>> start

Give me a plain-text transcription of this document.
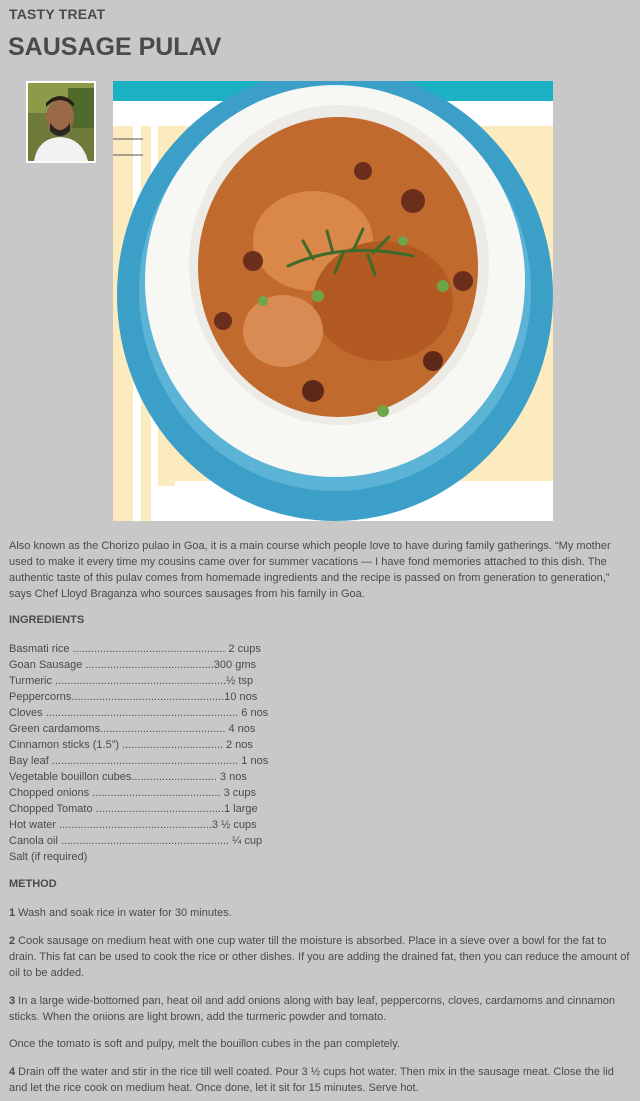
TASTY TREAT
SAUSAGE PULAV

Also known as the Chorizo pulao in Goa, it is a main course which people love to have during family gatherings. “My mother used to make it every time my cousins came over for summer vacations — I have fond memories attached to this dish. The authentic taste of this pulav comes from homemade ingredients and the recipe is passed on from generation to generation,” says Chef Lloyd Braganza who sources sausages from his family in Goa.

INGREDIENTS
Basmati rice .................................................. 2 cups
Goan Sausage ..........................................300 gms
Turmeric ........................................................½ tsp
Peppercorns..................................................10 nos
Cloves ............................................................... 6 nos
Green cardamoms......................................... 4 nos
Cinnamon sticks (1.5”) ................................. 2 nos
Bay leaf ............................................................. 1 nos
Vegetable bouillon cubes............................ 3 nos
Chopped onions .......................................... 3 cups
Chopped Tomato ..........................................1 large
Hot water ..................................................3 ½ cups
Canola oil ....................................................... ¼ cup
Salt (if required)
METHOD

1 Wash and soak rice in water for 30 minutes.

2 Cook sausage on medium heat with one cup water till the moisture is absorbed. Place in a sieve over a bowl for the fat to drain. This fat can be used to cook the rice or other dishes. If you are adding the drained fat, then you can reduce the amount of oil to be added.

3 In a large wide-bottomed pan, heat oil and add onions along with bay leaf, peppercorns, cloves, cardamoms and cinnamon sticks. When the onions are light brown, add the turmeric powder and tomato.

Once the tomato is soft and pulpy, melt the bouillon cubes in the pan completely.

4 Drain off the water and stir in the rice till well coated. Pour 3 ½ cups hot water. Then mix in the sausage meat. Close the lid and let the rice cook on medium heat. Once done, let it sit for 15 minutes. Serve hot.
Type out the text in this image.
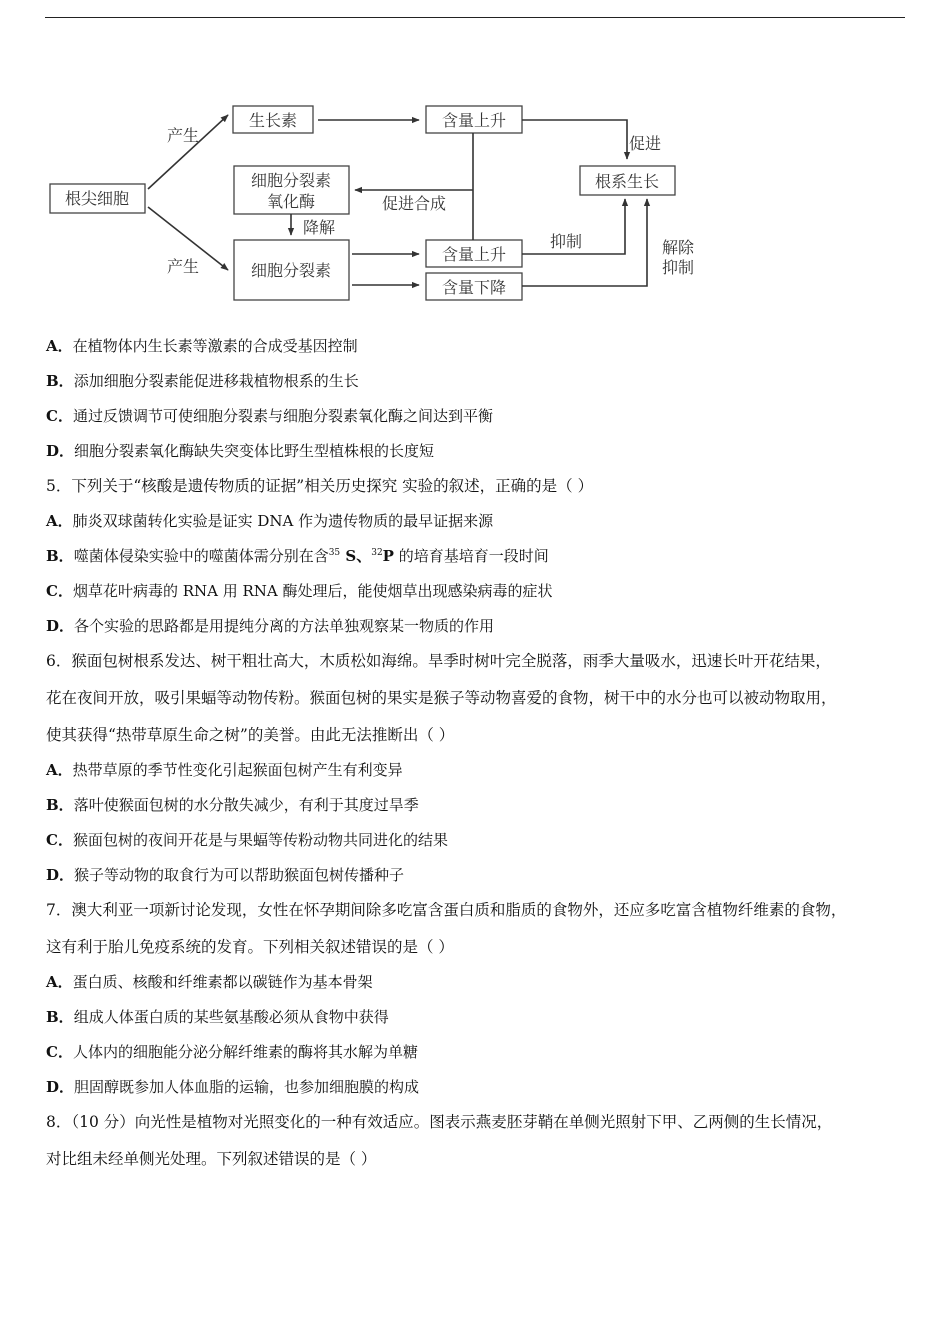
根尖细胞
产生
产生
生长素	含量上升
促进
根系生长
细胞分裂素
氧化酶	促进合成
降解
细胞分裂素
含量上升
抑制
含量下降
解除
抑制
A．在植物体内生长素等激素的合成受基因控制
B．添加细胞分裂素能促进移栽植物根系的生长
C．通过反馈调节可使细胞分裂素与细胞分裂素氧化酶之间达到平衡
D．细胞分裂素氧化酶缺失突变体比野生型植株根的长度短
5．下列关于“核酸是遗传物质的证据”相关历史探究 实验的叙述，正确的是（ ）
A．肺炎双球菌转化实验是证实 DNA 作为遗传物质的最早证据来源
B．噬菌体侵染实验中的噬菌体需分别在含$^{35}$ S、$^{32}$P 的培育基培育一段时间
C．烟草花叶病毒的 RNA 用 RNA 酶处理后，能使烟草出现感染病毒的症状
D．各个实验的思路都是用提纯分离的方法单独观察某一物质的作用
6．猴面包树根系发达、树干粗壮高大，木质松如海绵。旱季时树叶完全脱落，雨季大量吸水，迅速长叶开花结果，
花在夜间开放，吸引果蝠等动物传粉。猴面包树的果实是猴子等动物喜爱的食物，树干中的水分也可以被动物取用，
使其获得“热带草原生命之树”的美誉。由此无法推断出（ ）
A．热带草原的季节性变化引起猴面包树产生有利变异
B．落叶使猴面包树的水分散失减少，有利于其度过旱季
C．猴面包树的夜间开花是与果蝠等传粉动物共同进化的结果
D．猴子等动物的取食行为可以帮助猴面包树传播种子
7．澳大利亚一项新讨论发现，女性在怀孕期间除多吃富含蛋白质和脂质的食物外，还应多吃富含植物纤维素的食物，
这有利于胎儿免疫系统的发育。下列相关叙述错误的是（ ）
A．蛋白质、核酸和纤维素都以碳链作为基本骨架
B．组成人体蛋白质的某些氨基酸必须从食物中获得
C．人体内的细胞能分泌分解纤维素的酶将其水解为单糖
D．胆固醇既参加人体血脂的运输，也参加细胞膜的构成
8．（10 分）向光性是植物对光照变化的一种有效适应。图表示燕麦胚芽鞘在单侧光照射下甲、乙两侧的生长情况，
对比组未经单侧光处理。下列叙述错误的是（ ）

>> end

_WORK REQUIRED:_ Quote exactly, and only, the lines from the one containing "Type out the text in this image." through the last line of the records above, both included; leave out any pictures.

_FINAL RESULT:_
Type out the text in this image.
根尖细胞
产生
产生
生长素	含量上升
促进
根系生长
细胞分裂素
氧化酶	促进合成
降解
细胞分裂素
含量上升
抑制
含量下降
解除
抑制
A．在植物体内生长素等激素的合成受基因控制
B．添加细胞分裂素能促进移栽植物根系的生长
C．通过反馈调节可使细胞分裂素与细胞分裂素氧化酶之间达到平衡
D．细胞分裂素氧化酶缺失突变体比野生型植株根的长度短
5．下列关于“核酸是遗传物质的证据”相关历史探究 实验的叙述，正确的是（ ）
A．肺炎双球菌转化实验是证实 DNA 作为遗传物质的最早证据来源
B．噬菌体侵染实验中的噬菌体需分别在含$^{35}$ S、$^{32}$P 的培育基培育一段时间
C．烟草花叶病毒的 RNA 用 RNA 酶处理后，能使烟草出现感染病毒的症状
D．各个实验的思路都是用提纯分离的方法单独观察某一物质的作用
6．猴面包树根系发达、树干粗壮高大，木质松如海绵。旱季时树叶完全脱落，雨季大量吸水，迅速长叶开花结果，
花在夜间开放，吸引果蝠等动物传粉。猴面包树的果实是猴子等动物喜爱的食物，树干中的水分也可以被动物取用，
使其获得“热带草原生命之树”的美誉。由此无法推断出（ ）
A．热带草原的季节性变化引起猴面包树产生有利变异
B．落叶使猴面包树的水分散失减少，有利于其度过旱季
C．猴面包树的夜间开花是与果蝠等传粉动物共同进化的结果
D．猴子等动物的取食行为可以帮助猴面包树传播种子
7．澳大利亚一项新讨论发现，女性在怀孕期间除多吃富含蛋白质和脂质的食物外，还应多吃富含植物纤维素的食物，
这有利于胎儿免疫系统的发育。下列相关叙述错误的是（ ）
A．蛋白质、核酸和纤维素都以碳链作为基本骨架
B．组成人体蛋白质的某些氨基酸必须从食物中获得
C．人体内的细胞能分泌分解纤维素的酶将其水解为单糖
D．胆固醇既参加人体血脂的运输，也参加细胞膜的构成
8．（10 分）向光性是植物对光照变化的一种有效适应。图表示燕麦胚芽鞘在单侧光照射下甲、乙两侧的生长情况，
对比组未经单侧光处理。下列叙述错误的是（ ）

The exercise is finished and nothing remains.